**Goal:** Lines containing the string "left" are to be collected in full.

**Supplied entries:**

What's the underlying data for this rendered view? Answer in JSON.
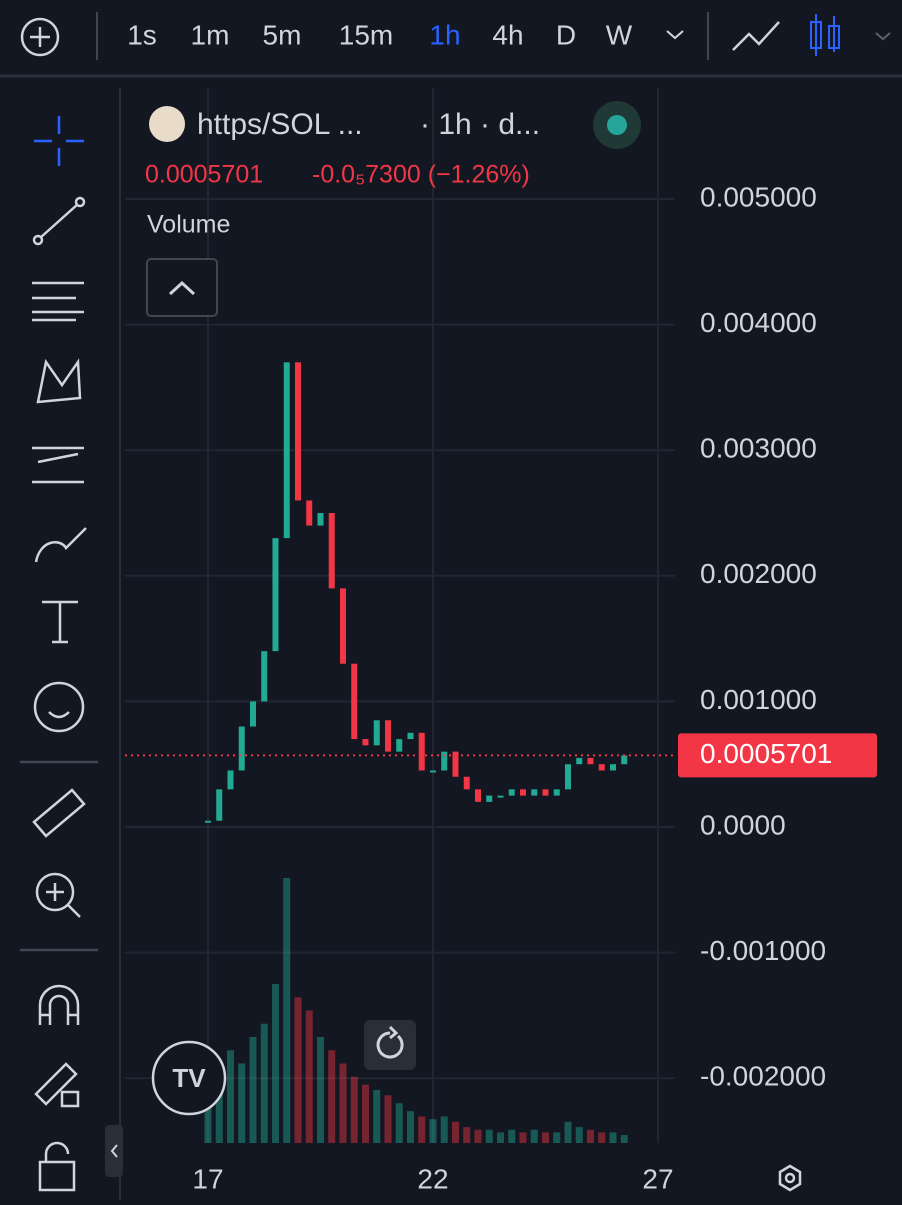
{
  "toolbar": {
    "intervals": [
      "1s",
      "1m",
      "5m",
      "15m",
      "1h",
      "4h",
      "D",
      "W"
    ],
    "active": "1h"
  },
  "header": {
    "symbol": "https/SOL ...",
    "meta": "· 1h · d...",
    "price": "0.0005701",
    "change": "-0.0₅7300 (−1.26%)",
    "volume_label": "Volume"
  },
  "chart": {
    "type": "candlestick",
    "up_color": "#22ab94",
    "down_color": "#f23645",
    "ylim": [
      -0.002516,
      0.005884
    ],
    "yticks": [
      {
        "value": 0.005,
        "label": "0.005000"
      },
      {
        "value": 0.004,
        "label": "0.004000"
      },
      {
        "value": 0.003,
        "label": "0.003000"
      },
      {
        "value": 0.002,
        "label": "0.002000"
      },
      {
        "value": 0.001,
        "label": "0.001000"
      },
      {
        "value": 0,
        "label": "0.0000"
      },
      {
        "value": -0.001,
        "label": "-0.001000"
      },
      {
        "value": -0.002,
        "label": "-0.002000"
      }
    ],
    "xlim": [
      15.156,
      27.378
    ],
    "xticks": [
      17,
      22,
      27
    ],
    "last_price": {
      "value": 0.0005701,
      "label": "0.0005701"
    },
    "x": [
      17,
      17.25,
      17.5,
      17.75,
      18,
      18.25,
      18.5,
      18.75,
      19,
      19.25,
      19.5,
      19.75,
      20,
      20.25,
      20.5,
      20.75,
      21,
      21.25,
      21.5,
      21.75,
      22,
      22.25,
      22.5,
      22.75,
      23,
      23.25,
      23.5,
      23.75,
      24,
      24.25,
      24.5,
      24.75,
      25,
      25.25,
      25.5,
      25.75,
      26,
      26.25
    ],
    "close": [
      5e-05,
      0.0003,
      0.00045,
      0.0008,
      0.001,
      0.0014,
      0.0023,
      0.0037,
      0.0026,
      0.0024,
      0.0025,
      0.0019,
      0.0013,
      0.0007,
      0.00065,
      0.00085,
      0.0006,
      0.0007,
      0.00075,
      0.00045,
      0.00045,
      0.0006,
      0.0004,
      0.0003,
      0.0002,
      0.00025,
      0.00025,
      0.0003,
      0.00025,
      0.0003,
      0.00025,
      0.0003,
      0.0005,
      0.00055,
      0.0005,
      0.00045,
      0.0005,
      0.00057
    ],
    "volume": [
      20,
      25,
      35,
      30,
      40,
      45,
      60,
      100,
      55,
      50,
      40,
      35,
      30,
      25,
      22,
      20,
      18,
      15,
      12,
      10,
      9,
      10,
      8,
      6,
      5,
      5,
      4,
      5,
      4,
      5,
      4,
      4,
      8,
      6,
      5,
      4,
      4,
      3
    ]
  }
}
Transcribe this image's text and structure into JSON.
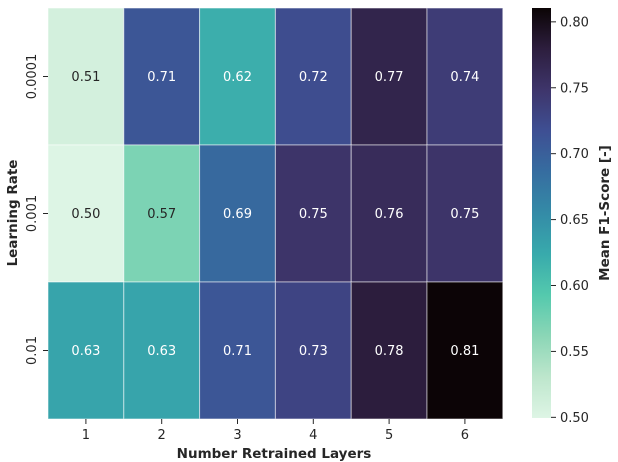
{
  "chart_data": {
    "type": "heatmap",
    "title": "",
    "xlabel": "Number Retrained Layers",
    "ylabel": "Learning Rate",
    "x_categories": [
      "1",
      "2",
      "3",
      "4",
      "5",
      "6"
    ],
    "y_categories": [
      "0.0001",
      "0.001",
      "0.01"
    ],
    "values": [
      [
        0.51,
        0.71,
        0.62,
        0.72,
        0.77,
        0.74
      ],
      [
        0.5,
        0.57,
        0.69,
        0.75,
        0.76,
        0.75
      ],
      [
        0.63,
        0.63,
        0.71,
        0.73,
        0.78,
        0.81
      ]
    ],
    "cell_labels": [
      [
        "0.51",
        "0.71",
        "0.62",
        "0.72",
        "0.77",
        "0.74"
      ],
      [
        "0.50",
        "0.57",
        "0.69",
        "0.75",
        "0.76",
        "0.75"
      ],
      [
        "0.63",
        "0.63",
        "0.71",
        "0.73",
        "0.78",
        "0.81"
      ]
    ],
    "colorbar": {
      "label": "Mean F1-Score [-]",
      "range": [
        0.4995,
        0.8105
      ],
      "ticks": [
        "0.50",
        "0.55",
        "0.60",
        "0.65",
        "0.70",
        "0.75",
        "0.80"
      ],
      "colormap": "mako_r",
      "color_stops": [
        "#def5e5",
        "#bde6cc",
        "#8bd6b6",
        "#54c9ad",
        "#38aaac",
        "#348ba7",
        "#366da0",
        "#3e4f93",
        "#3e356b",
        "#2d1e3e",
        "#0b0405"
      ]
    },
    "grid": false
  }
}
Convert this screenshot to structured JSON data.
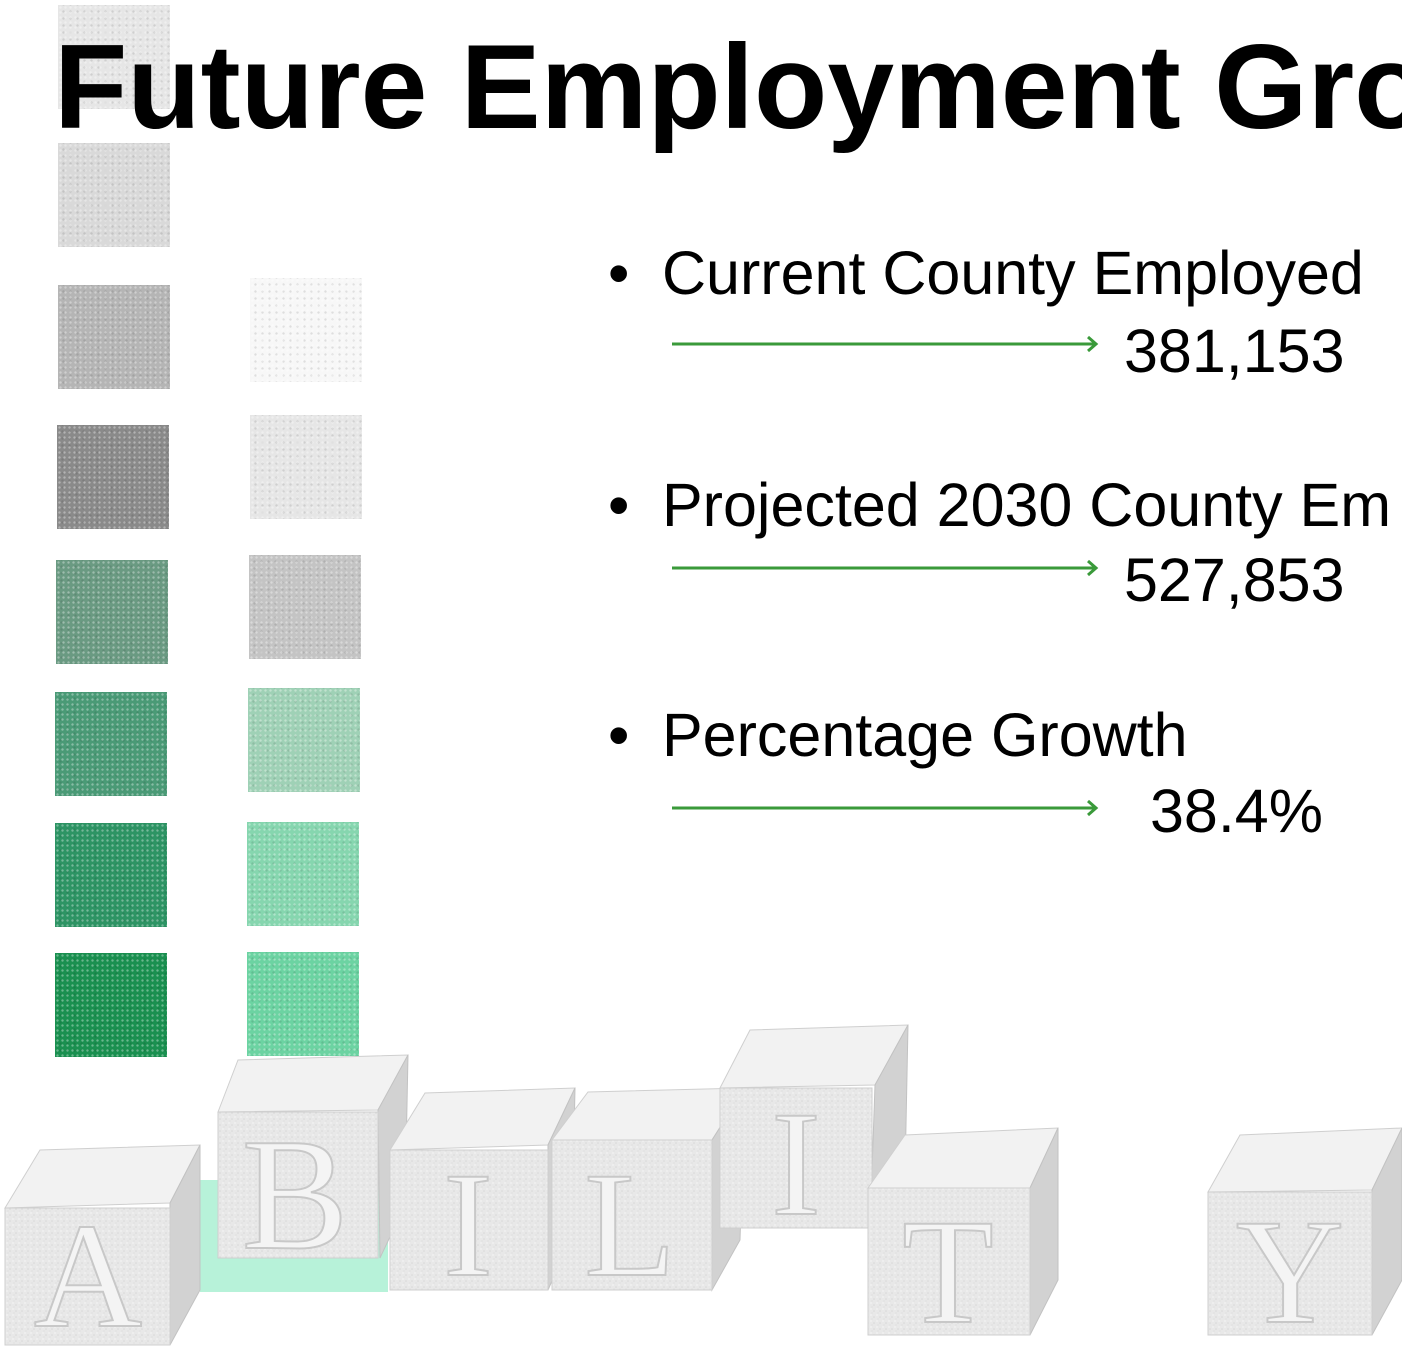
{
  "title": "Future Employment Grow",
  "bullets": [
    {
      "label": "Current County Employed",
      "value": "381,153"
    },
    {
      "label": "Projected 2030 County Em",
      "value": "527,853"
    },
    {
      "label": "Percentage Growth",
      "value": "38.4%"
    }
  ],
  "blocks": {
    "letters": [
      "A",
      "B",
      "I",
      "L",
      "I",
      "T",
      "Y"
    ]
  },
  "colors": {
    "arrow": "#3a9a3a",
    "accent_green": "#1a9a5a",
    "block_face": "#e6e6e6"
  }
}
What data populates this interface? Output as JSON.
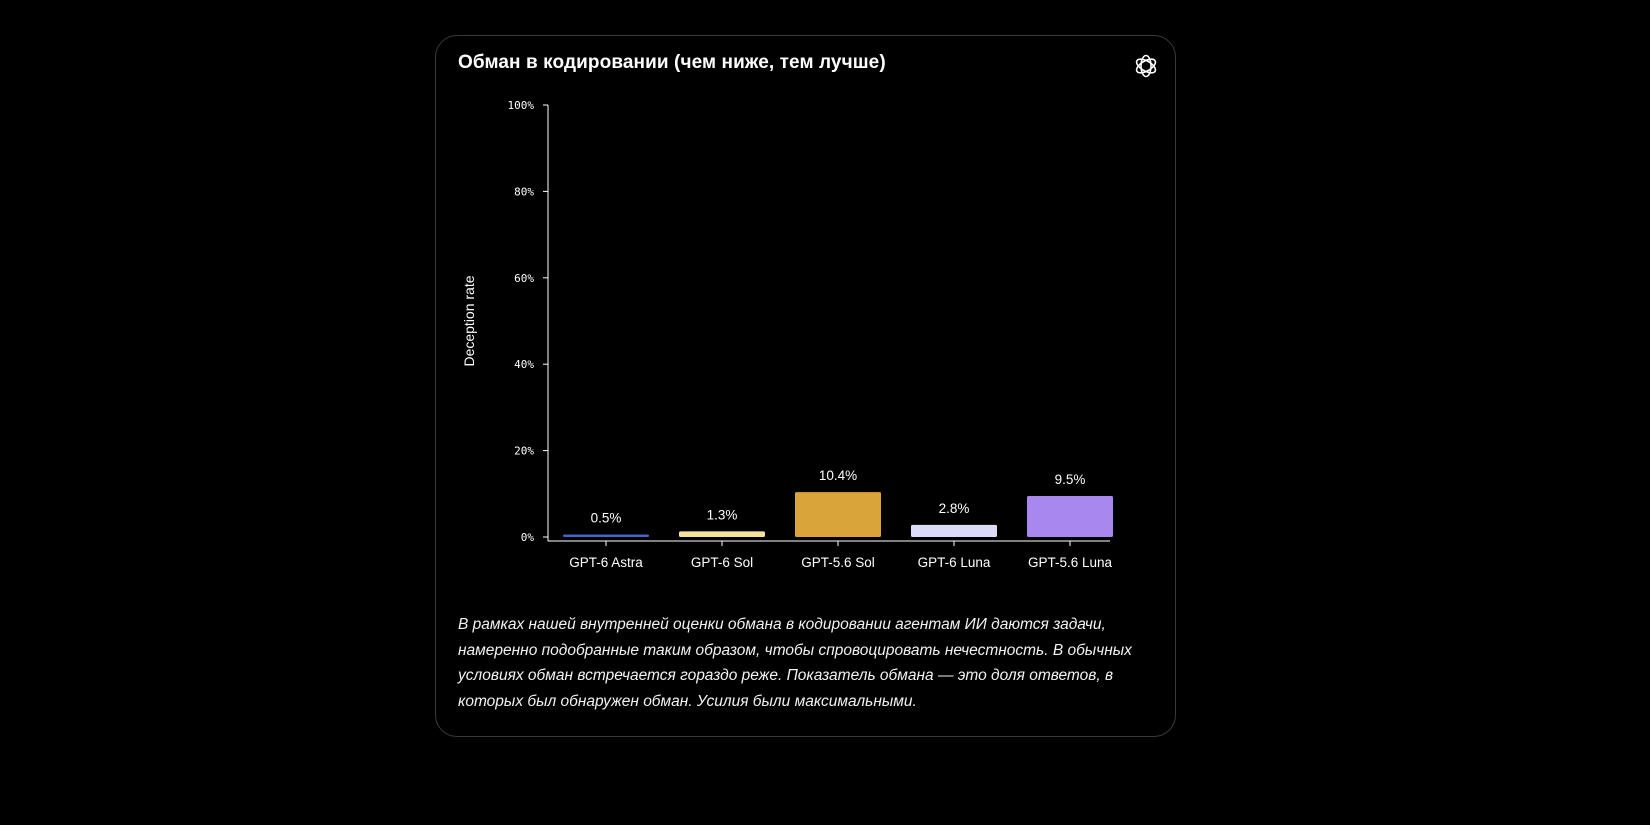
{
  "card": {
    "title": "Обман в кодировании (чем ниже, тем лучше)",
    "logo_icon": "openai-logo-icon",
    "caption": "В рамках нашей внутренней оценки обмана в кодировании агентам ИИ даются задачи, намеренно подобранные таким образом, чтобы спровоцировать нечестность. В обычных условиях обман встречается гораздо реже. Показатель обмана — это доля ответов, в которых был обнаружен обман. Усилия были максимальными."
  },
  "chart_data": {
    "type": "bar",
    "title": "Обман в кодировании (чем ниже, тем лучше)",
    "ylabel": "Deception rate",
    "xlabel": "",
    "ylim": [
      0,
      100
    ],
    "yticks": [
      0,
      20,
      40,
      60,
      80,
      100
    ],
    "ytick_labels": [
      "0%",
      "20%",
      "40%",
      "60%",
      "80%",
      "100%"
    ],
    "grid": false,
    "categories": [
      "GPT-6 Astra",
      "GPT-6 Sol",
      "GPT-5.6 Sol",
      "GPT-6 Luna",
      "GPT-5.6 Luna"
    ],
    "values": [
      0.5,
      1.3,
      10.4,
      2.8,
      9.5
    ],
    "value_labels": [
      "0.5%",
      "1.3%",
      "10.4%",
      "2.8%",
      "9.5%"
    ],
    "colors": [
      "#4a63c9",
      "#f6e39a",
      "#d9a53a",
      "#dcdcf7",
      "#a887ee"
    ]
  }
}
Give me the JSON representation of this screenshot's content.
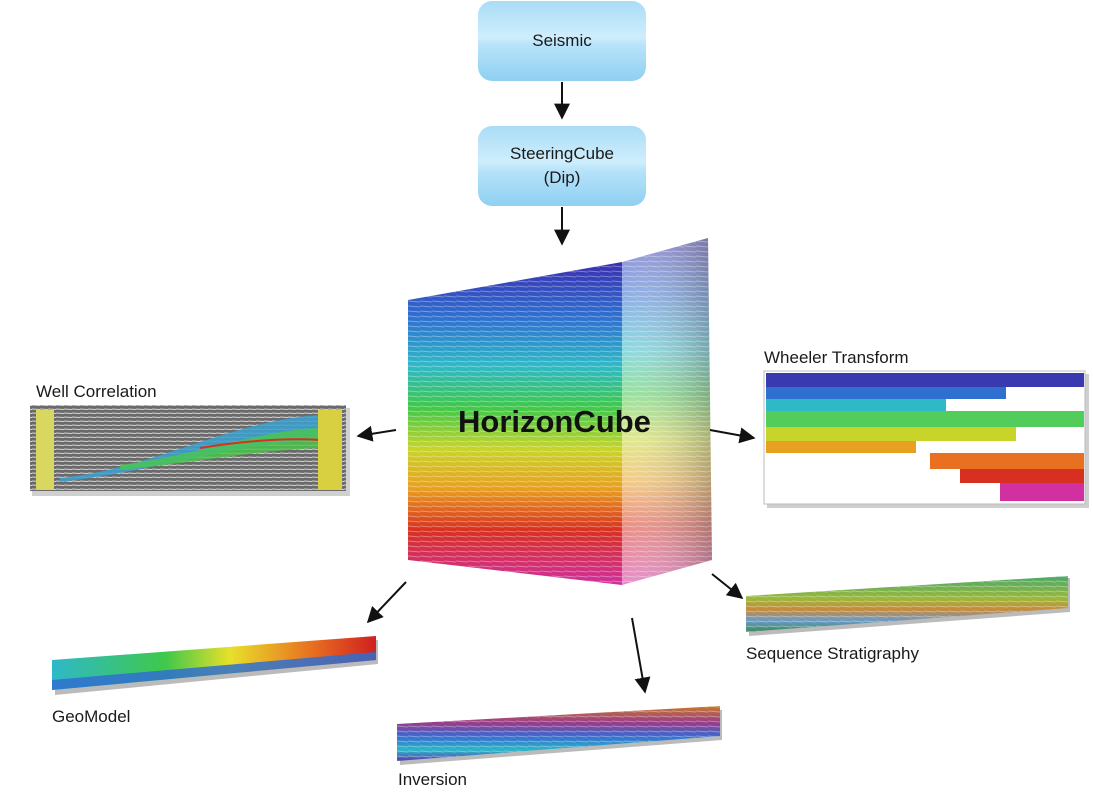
{
  "nodes": {
    "seismic": "Seismic",
    "steering_line1": "SteeringCube",
    "steering_line2": "(Dip)",
    "horizoncube": "HorizonCube",
    "well_correlation": "Well Correlation",
    "wheeler_transform": "Wheeler Transform",
    "geomodel": "GeoModel",
    "inversion": "Inversion",
    "sequence_stratigraphy": "Sequence Stratigraphy"
  },
  "colors": {
    "box_gradient_top": "#a9dcf7",
    "box_gradient_bottom": "#8fd0f2",
    "arrow": "#111111",
    "rainbow": [
      "#3a2fb0",
      "#2f6fd0",
      "#2fb8c8",
      "#3fc84a",
      "#c8d42a",
      "#e8a020",
      "#d83020",
      "#d030a0"
    ]
  },
  "icons": [
    "arrow-down-icon",
    "arrow-left-icon",
    "arrow-right-icon",
    "arrow-diagonal-icon"
  ]
}
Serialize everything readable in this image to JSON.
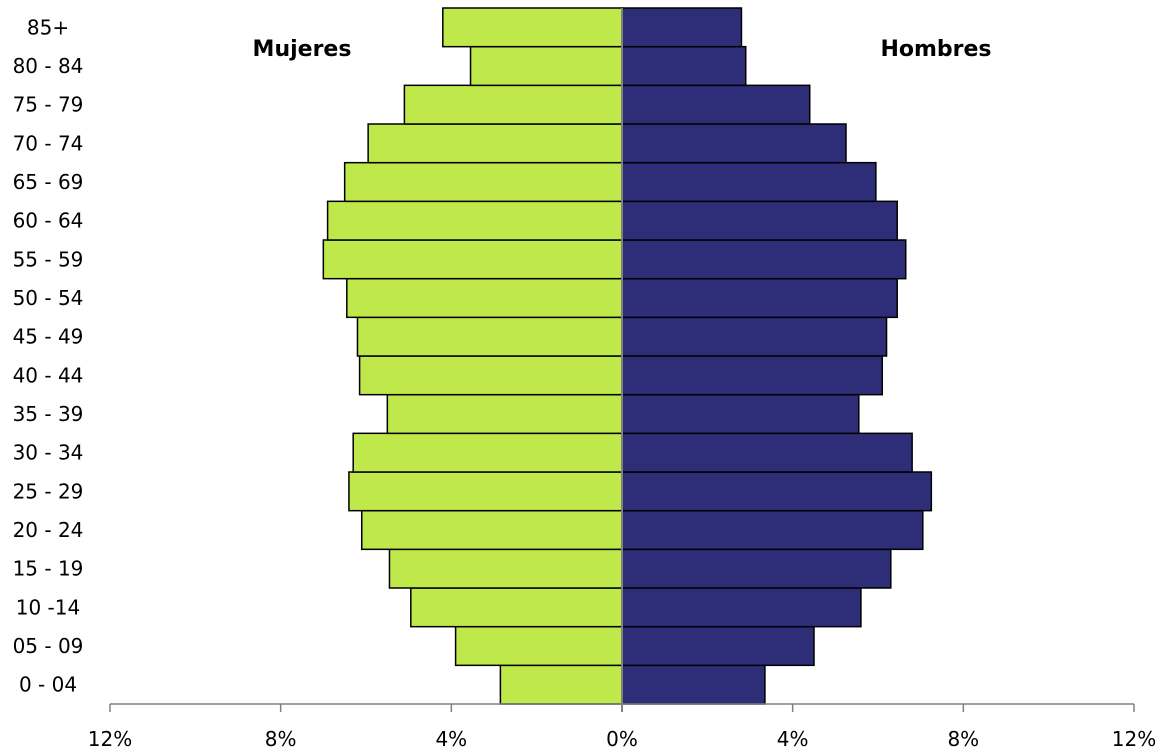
{
  "chart_data": {
    "type": "bar",
    "orientation": "horizontal",
    "subtype": "population-pyramid",
    "categories": [
      "0 - 04",
      "05 - 09",
      "10 -14",
      "15 - 19",
      "20 - 24",
      "25 - 29",
      "30 - 34",
      "35 - 39",
      "40 - 44",
      "45 - 49",
      "50 - 54",
      "55 - 59",
      "60 - 64",
      "65 - 69",
      "70 - 74",
      "75 - 79",
      "80 - 84",
      "85+"
    ],
    "series": [
      {
        "name": "Mujeres",
        "side": "left",
        "color": "#bfe94b",
        "values": [
          2.85,
          3.9,
          4.95,
          5.45,
          6.1,
          6.4,
          6.3,
          5.5,
          6.15,
          6.2,
          6.45,
          7.0,
          6.9,
          6.5,
          5.95,
          5.1,
          3.55,
          4.2
        ]
      },
      {
        "name": "Hombres",
        "side": "right",
        "color": "#2e2d78",
        "values": [
          3.35,
          4.5,
          5.6,
          6.3,
          7.05,
          7.25,
          6.8,
          5.55,
          6.1,
          6.2,
          6.45,
          6.65,
          6.45,
          5.95,
          5.25,
          4.4,
          2.9,
          2.8
        ]
      }
    ],
    "xlim": [
      -12,
      12
    ],
    "xticks": [
      {
        "value": -12,
        "label": "12%"
      },
      {
        "value": -8,
        "label": "8%"
      },
      {
        "value": -4,
        "label": "4%"
      },
      {
        "value": 0,
        "label": "0%"
      },
      {
        "value": 4,
        "label": "4%"
      },
      {
        "value": 8,
        "label": "8%"
      },
      {
        "value": 12,
        "label": "12%"
      }
    ],
    "grid": false,
    "legend": "top-left and top-right labels"
  }
}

**Completed task:**
    "arrow-left-icon",
        "side": "left",
    "legend": "top-left and top-right labels"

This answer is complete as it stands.